Directions - Extract the lines that hold the string "helår".

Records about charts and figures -
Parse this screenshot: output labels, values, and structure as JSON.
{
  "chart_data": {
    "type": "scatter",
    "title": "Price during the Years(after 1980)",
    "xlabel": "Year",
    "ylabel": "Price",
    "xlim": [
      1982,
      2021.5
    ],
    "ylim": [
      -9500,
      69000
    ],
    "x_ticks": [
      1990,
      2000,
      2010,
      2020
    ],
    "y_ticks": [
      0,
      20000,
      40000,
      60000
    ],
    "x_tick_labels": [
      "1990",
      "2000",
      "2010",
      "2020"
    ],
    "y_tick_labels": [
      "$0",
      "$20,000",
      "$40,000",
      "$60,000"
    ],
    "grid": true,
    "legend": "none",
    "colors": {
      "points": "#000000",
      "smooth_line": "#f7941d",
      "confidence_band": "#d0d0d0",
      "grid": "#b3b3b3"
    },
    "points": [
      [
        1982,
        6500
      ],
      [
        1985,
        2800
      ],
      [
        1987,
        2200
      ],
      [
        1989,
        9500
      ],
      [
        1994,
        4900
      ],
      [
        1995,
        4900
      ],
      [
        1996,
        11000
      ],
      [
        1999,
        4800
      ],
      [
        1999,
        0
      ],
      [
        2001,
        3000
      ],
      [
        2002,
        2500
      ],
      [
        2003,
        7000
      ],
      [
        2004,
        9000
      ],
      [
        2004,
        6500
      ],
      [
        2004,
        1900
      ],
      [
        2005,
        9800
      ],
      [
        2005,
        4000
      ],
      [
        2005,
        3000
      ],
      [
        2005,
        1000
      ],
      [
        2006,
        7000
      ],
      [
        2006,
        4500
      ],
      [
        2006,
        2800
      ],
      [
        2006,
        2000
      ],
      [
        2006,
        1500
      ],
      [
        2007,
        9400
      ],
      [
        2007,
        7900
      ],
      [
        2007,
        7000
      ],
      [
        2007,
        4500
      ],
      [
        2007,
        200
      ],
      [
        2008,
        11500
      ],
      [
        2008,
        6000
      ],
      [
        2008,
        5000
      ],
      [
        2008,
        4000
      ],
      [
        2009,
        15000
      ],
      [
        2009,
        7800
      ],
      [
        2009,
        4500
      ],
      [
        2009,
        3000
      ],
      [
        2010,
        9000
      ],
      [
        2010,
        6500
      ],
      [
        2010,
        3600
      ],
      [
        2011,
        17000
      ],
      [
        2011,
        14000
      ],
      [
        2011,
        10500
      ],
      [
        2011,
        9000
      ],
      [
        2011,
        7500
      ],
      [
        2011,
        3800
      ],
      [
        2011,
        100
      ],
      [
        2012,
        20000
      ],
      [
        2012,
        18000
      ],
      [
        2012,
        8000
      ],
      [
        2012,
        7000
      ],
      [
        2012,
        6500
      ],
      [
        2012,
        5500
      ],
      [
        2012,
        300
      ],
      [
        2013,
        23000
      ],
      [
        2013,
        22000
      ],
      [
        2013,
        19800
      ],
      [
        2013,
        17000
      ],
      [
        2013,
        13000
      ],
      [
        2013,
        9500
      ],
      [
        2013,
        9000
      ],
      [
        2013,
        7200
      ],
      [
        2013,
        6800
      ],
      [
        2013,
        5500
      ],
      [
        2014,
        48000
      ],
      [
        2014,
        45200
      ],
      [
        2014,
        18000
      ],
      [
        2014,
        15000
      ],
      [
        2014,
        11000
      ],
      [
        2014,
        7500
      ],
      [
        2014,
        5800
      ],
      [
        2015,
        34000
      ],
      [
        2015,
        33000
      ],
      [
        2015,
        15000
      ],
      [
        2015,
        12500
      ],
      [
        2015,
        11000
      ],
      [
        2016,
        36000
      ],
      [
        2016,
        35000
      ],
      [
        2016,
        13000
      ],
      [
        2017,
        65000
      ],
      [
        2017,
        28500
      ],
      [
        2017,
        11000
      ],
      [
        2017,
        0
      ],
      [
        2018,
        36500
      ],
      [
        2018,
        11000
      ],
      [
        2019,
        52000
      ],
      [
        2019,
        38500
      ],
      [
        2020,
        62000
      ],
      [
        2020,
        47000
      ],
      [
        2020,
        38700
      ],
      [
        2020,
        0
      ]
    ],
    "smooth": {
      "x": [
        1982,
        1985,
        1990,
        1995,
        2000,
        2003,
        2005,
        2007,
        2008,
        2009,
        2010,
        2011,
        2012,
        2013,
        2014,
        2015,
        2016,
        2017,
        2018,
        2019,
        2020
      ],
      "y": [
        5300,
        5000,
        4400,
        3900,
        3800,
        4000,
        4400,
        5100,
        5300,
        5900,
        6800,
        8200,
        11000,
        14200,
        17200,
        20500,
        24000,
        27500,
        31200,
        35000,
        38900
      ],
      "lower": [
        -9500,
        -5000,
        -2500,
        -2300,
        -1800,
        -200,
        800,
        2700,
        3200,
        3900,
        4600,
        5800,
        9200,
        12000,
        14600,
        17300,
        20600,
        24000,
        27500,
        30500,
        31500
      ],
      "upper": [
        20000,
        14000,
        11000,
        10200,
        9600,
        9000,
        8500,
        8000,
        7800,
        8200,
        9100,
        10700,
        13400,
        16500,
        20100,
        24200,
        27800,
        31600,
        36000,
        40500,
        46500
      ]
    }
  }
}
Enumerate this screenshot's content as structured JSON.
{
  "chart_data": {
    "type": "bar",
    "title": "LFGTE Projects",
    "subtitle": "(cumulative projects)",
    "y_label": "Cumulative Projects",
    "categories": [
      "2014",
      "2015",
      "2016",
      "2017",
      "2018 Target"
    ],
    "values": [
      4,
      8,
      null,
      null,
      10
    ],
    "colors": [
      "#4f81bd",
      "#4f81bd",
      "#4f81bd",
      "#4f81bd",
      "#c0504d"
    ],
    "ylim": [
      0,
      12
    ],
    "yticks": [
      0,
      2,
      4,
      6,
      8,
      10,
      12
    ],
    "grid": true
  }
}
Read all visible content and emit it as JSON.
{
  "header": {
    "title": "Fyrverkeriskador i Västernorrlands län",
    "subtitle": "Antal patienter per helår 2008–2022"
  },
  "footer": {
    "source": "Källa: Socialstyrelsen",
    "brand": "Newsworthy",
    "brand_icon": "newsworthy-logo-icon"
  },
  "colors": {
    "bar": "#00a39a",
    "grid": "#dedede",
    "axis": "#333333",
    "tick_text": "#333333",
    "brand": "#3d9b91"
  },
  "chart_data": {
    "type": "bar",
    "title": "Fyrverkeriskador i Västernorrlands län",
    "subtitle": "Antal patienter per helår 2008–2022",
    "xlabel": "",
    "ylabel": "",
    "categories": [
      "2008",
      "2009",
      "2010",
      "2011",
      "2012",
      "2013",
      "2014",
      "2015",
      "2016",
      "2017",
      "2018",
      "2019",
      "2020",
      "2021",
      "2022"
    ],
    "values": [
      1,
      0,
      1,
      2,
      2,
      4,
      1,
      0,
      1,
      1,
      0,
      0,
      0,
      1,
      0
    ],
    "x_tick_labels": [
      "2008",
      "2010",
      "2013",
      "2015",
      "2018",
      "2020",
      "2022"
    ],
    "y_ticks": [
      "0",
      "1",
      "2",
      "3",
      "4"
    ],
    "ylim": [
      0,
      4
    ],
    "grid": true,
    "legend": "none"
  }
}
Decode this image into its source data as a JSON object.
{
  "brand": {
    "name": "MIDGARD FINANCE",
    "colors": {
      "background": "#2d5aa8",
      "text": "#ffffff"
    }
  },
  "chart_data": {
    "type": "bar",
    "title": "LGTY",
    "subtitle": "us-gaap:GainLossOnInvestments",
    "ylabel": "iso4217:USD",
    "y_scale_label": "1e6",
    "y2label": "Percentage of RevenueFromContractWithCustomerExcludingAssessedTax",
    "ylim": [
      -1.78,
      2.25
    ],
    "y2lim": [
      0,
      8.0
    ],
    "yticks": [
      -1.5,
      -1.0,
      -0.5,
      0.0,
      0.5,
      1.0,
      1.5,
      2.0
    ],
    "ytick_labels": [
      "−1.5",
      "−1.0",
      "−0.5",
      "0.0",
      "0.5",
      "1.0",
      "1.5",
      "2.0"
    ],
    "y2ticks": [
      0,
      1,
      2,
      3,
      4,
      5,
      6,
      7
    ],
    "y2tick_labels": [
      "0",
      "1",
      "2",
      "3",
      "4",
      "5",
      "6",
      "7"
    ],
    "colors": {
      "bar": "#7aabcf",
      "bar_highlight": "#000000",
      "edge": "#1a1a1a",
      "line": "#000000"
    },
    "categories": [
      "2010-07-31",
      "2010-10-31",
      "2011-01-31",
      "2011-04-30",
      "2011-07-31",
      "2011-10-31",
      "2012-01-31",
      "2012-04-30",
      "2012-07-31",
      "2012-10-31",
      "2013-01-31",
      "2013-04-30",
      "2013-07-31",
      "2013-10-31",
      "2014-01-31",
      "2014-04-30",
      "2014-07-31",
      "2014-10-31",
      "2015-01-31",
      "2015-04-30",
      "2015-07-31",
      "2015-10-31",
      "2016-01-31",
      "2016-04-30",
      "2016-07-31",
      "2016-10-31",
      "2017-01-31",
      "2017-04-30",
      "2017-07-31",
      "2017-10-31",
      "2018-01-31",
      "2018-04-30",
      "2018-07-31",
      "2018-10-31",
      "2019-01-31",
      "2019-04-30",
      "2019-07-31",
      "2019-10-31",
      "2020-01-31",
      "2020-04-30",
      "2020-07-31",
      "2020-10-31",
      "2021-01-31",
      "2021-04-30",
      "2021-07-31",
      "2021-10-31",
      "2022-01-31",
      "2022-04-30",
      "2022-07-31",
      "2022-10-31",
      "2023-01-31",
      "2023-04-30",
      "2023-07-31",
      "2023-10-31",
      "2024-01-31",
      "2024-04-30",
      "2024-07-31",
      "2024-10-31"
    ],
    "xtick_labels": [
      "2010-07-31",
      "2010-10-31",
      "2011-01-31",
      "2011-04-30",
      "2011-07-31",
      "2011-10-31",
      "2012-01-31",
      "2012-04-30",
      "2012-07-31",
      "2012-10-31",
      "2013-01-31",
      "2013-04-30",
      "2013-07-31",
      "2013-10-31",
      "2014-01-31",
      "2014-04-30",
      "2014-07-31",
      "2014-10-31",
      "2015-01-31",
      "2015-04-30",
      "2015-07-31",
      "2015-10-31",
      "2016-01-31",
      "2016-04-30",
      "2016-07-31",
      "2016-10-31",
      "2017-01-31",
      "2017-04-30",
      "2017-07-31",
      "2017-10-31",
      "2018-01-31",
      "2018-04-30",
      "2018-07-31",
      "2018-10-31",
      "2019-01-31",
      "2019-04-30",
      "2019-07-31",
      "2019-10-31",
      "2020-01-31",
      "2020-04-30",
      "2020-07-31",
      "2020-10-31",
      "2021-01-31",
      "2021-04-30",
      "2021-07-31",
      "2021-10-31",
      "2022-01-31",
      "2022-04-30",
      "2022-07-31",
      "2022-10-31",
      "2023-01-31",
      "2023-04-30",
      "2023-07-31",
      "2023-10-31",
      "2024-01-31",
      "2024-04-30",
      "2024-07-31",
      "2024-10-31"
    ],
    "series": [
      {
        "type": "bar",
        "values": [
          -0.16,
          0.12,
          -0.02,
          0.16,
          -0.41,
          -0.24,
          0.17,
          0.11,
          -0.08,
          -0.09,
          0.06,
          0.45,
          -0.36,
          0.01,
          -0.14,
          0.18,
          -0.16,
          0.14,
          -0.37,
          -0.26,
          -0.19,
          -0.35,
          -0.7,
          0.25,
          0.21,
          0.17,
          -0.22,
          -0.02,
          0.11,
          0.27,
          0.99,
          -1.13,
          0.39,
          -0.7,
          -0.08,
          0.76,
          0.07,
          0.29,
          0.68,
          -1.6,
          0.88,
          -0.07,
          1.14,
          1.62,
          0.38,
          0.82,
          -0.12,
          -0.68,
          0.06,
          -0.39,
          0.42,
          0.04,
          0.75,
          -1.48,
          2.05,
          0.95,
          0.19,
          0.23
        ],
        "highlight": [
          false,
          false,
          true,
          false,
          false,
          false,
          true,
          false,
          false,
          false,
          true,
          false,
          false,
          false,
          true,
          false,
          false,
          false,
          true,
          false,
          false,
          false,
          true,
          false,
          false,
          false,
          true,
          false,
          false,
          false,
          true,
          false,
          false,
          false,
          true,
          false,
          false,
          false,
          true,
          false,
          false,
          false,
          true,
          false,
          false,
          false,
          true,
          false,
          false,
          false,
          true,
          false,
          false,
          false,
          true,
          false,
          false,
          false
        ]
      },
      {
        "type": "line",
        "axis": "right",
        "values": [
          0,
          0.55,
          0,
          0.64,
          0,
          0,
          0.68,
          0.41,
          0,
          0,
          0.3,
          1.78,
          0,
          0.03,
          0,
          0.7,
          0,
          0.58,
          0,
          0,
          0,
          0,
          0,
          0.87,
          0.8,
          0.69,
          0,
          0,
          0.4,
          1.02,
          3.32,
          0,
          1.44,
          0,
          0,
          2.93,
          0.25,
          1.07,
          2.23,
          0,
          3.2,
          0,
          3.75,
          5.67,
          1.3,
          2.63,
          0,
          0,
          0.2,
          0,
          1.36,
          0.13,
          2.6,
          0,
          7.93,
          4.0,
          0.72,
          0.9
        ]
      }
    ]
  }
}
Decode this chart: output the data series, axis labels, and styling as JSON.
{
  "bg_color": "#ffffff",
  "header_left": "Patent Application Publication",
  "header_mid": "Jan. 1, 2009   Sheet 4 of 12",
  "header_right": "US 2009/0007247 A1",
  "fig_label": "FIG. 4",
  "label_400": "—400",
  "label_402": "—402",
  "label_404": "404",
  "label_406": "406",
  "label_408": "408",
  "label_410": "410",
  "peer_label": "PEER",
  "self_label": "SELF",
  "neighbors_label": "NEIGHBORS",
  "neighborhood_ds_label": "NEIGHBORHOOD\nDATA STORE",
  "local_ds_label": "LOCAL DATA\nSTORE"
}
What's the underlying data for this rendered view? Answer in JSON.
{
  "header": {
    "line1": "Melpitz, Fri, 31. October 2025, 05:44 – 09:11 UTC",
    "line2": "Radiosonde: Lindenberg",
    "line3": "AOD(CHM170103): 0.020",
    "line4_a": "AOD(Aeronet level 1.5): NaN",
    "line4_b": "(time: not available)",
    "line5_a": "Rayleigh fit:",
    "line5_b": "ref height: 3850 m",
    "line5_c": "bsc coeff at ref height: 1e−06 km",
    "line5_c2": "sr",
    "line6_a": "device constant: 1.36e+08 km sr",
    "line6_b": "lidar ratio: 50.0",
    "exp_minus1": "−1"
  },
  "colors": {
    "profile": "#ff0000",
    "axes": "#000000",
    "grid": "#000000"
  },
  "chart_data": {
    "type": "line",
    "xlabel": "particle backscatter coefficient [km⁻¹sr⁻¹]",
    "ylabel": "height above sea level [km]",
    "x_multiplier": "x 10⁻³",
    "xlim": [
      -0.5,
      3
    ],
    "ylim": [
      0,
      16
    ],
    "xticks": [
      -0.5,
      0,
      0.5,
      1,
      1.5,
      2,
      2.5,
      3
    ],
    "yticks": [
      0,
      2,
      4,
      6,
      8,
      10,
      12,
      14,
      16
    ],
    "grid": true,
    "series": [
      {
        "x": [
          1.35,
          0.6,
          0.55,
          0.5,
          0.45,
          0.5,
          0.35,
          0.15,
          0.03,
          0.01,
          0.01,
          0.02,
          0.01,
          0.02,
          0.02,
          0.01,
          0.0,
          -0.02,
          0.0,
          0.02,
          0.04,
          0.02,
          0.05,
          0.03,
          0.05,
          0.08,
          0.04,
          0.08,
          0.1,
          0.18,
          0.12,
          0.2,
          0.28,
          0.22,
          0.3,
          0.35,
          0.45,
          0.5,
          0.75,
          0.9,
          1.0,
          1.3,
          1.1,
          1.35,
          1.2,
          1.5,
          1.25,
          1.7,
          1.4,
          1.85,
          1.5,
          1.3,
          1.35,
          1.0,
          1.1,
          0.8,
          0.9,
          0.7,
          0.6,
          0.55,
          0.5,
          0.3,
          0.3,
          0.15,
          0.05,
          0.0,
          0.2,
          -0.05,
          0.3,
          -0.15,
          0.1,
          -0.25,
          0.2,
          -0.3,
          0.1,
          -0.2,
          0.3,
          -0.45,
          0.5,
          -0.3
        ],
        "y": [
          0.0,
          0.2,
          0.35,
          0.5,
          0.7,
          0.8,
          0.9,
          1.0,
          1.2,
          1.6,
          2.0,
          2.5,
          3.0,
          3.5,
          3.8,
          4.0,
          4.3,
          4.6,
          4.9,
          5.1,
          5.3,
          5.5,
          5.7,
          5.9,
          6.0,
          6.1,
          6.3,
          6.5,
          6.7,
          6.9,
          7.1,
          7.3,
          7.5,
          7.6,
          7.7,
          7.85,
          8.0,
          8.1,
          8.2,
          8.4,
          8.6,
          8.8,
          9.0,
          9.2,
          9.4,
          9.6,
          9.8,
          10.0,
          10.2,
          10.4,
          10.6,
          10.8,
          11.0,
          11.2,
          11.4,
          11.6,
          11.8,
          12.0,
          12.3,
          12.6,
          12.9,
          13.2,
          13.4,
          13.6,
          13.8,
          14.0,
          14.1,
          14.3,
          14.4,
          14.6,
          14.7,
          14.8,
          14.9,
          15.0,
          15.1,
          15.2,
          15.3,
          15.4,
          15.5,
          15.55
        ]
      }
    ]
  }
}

Solution -
    "subtitle": "Antal patienter per helår 2008–2022"
    "subtitle": "Antal patienter per helår 2008–2022",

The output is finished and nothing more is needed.